How to complete this task :: Apart from the images, reproduce every record word for word.

Supplied information ::
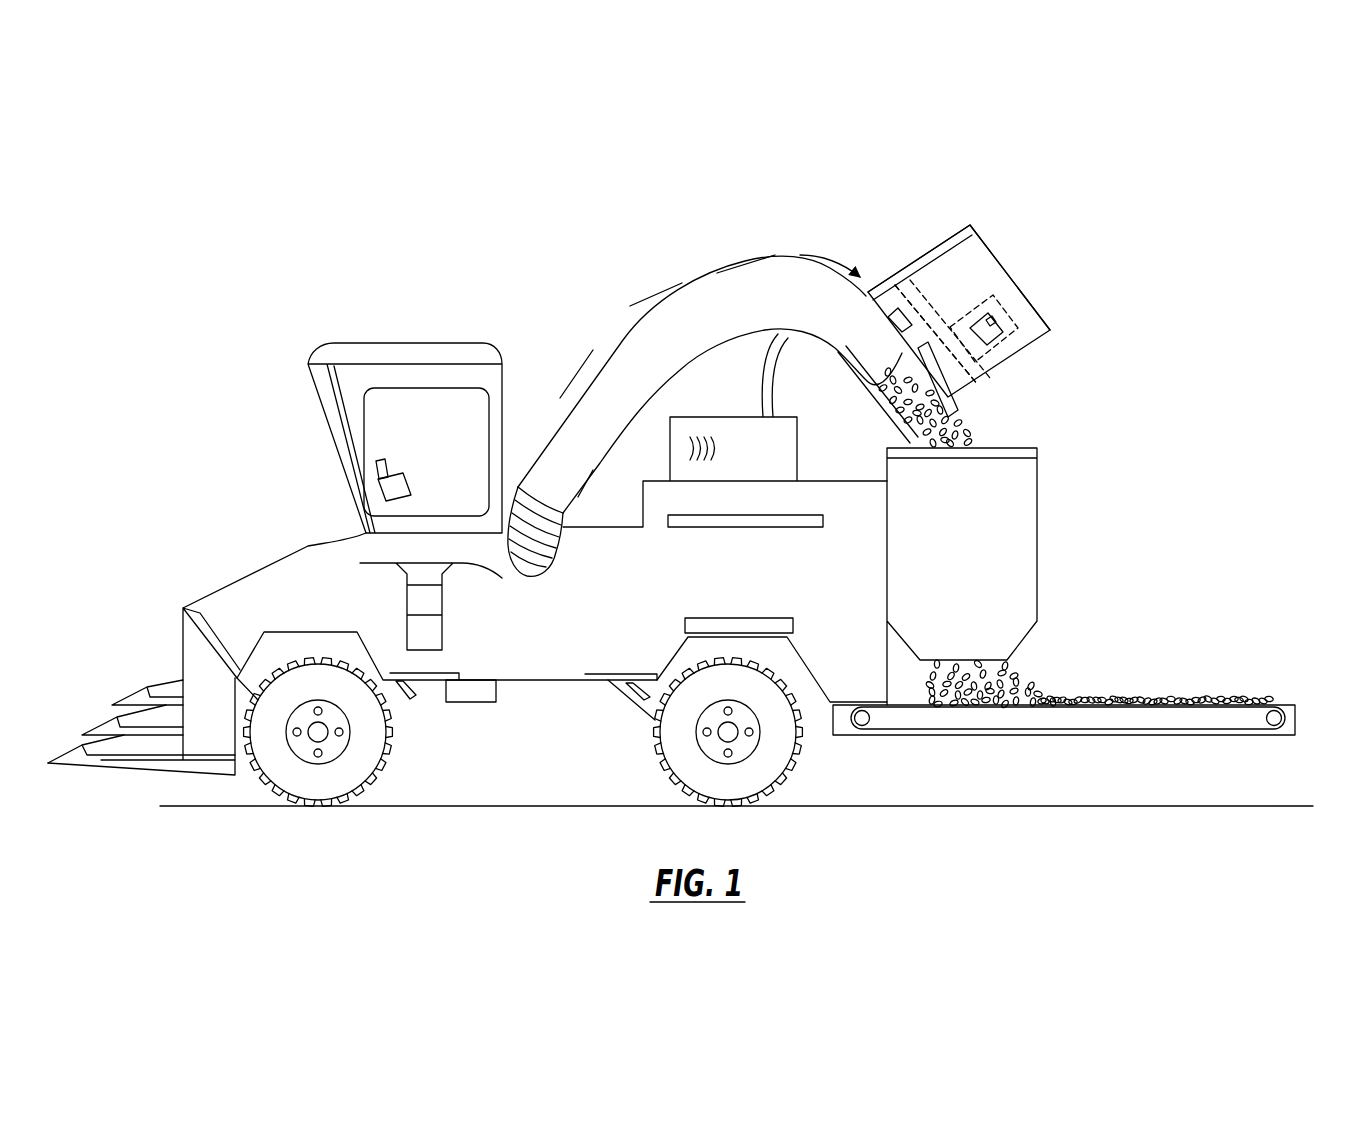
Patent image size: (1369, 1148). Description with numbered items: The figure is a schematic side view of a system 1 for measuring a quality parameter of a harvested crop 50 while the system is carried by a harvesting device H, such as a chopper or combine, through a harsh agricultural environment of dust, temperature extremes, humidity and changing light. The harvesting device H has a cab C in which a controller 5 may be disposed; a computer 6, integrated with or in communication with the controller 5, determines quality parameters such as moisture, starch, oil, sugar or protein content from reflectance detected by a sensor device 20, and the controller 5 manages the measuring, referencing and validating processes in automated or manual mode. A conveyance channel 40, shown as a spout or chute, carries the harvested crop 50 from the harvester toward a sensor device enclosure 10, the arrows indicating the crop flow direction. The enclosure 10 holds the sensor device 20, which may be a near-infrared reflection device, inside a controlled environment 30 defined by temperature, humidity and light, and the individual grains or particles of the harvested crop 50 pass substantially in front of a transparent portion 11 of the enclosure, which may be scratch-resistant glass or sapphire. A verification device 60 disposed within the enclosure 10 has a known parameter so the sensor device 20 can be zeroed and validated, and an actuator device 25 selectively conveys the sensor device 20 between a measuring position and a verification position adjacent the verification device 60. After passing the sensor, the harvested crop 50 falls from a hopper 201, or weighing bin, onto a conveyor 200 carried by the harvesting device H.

The system 1 is at (700, 445).
The harvesting device H is at (467, 517).
The cab C is at (379, 439).
The controller 5 is at (388, 494).
The computer 6 is at (377, 468).
The conveyance channel 40 is at (687, 340).
The sensor device enclosure 10 is at (974, 275).
The actuator device 25 is at (923, 306).
The controlled environment 30 is at (960, 270).
The verification device 60 is at (922, 300).
The sensor device 20 is at (990, 320).
The transparent portion 11 is at (977, 383).
The harvested crop 50 is at (968, 428).
The hopper 201 is at (1003, 535).
The conveyor 200 is at (1298, 717).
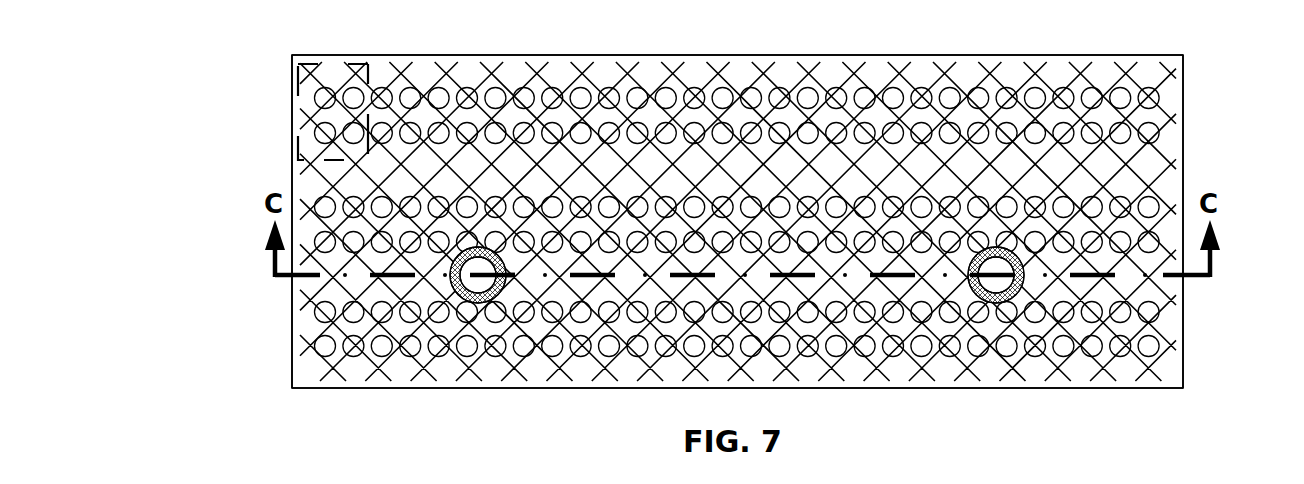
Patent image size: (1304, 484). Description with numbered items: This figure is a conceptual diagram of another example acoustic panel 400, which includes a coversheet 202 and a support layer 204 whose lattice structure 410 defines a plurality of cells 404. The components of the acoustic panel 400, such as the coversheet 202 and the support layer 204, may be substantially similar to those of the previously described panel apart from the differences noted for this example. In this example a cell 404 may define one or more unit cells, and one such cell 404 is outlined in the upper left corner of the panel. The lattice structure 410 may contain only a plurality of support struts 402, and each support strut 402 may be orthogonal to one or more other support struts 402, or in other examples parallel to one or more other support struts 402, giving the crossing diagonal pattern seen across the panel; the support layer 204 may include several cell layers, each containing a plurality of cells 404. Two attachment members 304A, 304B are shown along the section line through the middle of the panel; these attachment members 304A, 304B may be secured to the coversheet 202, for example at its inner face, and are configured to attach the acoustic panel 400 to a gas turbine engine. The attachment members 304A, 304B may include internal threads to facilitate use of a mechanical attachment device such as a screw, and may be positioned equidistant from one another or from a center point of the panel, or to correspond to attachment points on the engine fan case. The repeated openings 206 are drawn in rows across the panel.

The acoustic panel 400 is at (167, 80).
The coversheet 202 is at (1185, 57).
The support layer 204 is at (1163, 367).
The apertures 206 is at (1160, 139).
The support strut 402 is at (303, 348).
The cell 404 is at (298, 110).
The lattice structure 410 is at (1177, 320).
The attachment member 304A is at (472, 302).
The attachment member 304B is at (998, 302).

Answer below ::
Patent image size: (1369, 1148). Description with numbered items: The figure is a schematic side view of a system 1 for measuring a quality parameter of a harvested crop 50 while the system is carried by a harvesting device H, such as a chopper or combine, through a harsh agricultural environment of dust, temperature extremes, humidity and changing light. The harvesting device H has a cab C in which a controller 5 may be disposed; a computer 6, integrated with or in communication with the controller 5, determines quality parameters such as moisture, starch, oil, sugar or protein content from reflectance detected by a sensor device 20, and the controller 5 manages the measuring, referencing and validating processes in automated or manual mode. A conveyance channel 40, shown as a spout or chute, carries the harvested crop 50 from the harvester toward a sensor device enclosure 10, the arrows indicating the crop flow direction. The enclosure 10 holds the sensor device 20, which may be a near-infrared reflection device, inside a controlled environment 30 defined by temperature, humidity and light, and the individual grains or particles of the harvested crop 50 pass substantially in front of a transparent portion 11 of the enclosure, which may be scratch-resistant glass or sapphire. A verification device 60 disposed within the enclosure 10 has a known parameter so the sensor device 20 can be zeroed and validated, and an actuator device 25 selectively conveys the sensor device 20 between a measuring position and a verification position adjacent the verification device 60. After passing the sensor, the harvested crop 50 falls from a hopper 201, or weighing bin, onto a conveyor 200 carried by the harvesting device H.

The system 1 is at (700, 445).
The harvesting device H is at (467, 517).
The cab C is at (379, 439).
The controller 5 is at (388, 494).
The computer 6 is at (377, 468).
The conveyance channel 40 is at (687, 340).
The sensor device enclosure 10 is at (974, 275).
The actuator device 25 is at (923, 306).
The controlled environment 30 is at (960, 270).
The verification device 60 is at (922, 300).
The sensor device 20 is at (990, 320).
The transparent portion 11 is at (977, 383).
The harvested crop 50 is at (968, 428).
The hopper 201 is at (1003, 535).
The conveyor 200 is at (1298, 717).
Patent image size: (1304, 484). Description with numbered items: This figure is a conceptual diagram of another example acoustic panel 400, which includes a coversheet 202 and a support layer 204 whose lattice structure 410 defines a plurality of cells 404. The components of the acoustic panel 400, such as the coversheet 202 and the support layer 204, may be substantially similar to those of the previously described panel apart from the differences noted for this example. In this example a cell 404 may define one or more unit cells, and one such cell 404 is outlined in the upper left corner of the panel. The lattice structure 410 may contain only a plurality of support struts 402, and each support strut 402 may be orthogonal to one or more other support struts 402, or in other examples parallel to one or more other support struts 402, giving the crossing diagonal pattern seen across the panel; the support layer 204 may include several cell layers, each containing a plurality of cells 404. Two attachment members 304A, 304B are shown along the section line through the middle of the panel; these attachment members 304A, 304B may be secured to the coversheet 202, for example at its inner face, and are configured to attach the acoustic panel 400 to a gas turbine engine. The attachment members 304A, 304B may include internal threads to facilitate use of a mechanical attachment device such as a screw, and may be positioned equidistant from one another or from a center point of the panel, or to correspond to attachment points on the engine fan case. The repeated openings 206 are drawn in rows across the panel.

The acoustic panel 400 is at (167, 80).
The coversheet 202 is at (1185, 57).
The support layer 204 is at (1163, 367).
The apertures 206 is at (1160, 139).
The support strut 402 is at (303, 348).
The cell 404 is at (298, 110).
The lattice structure 410 is at (1177, 320).
The attachment member 304A is at (472, 302).
The attachment member 304B is at (998, 302).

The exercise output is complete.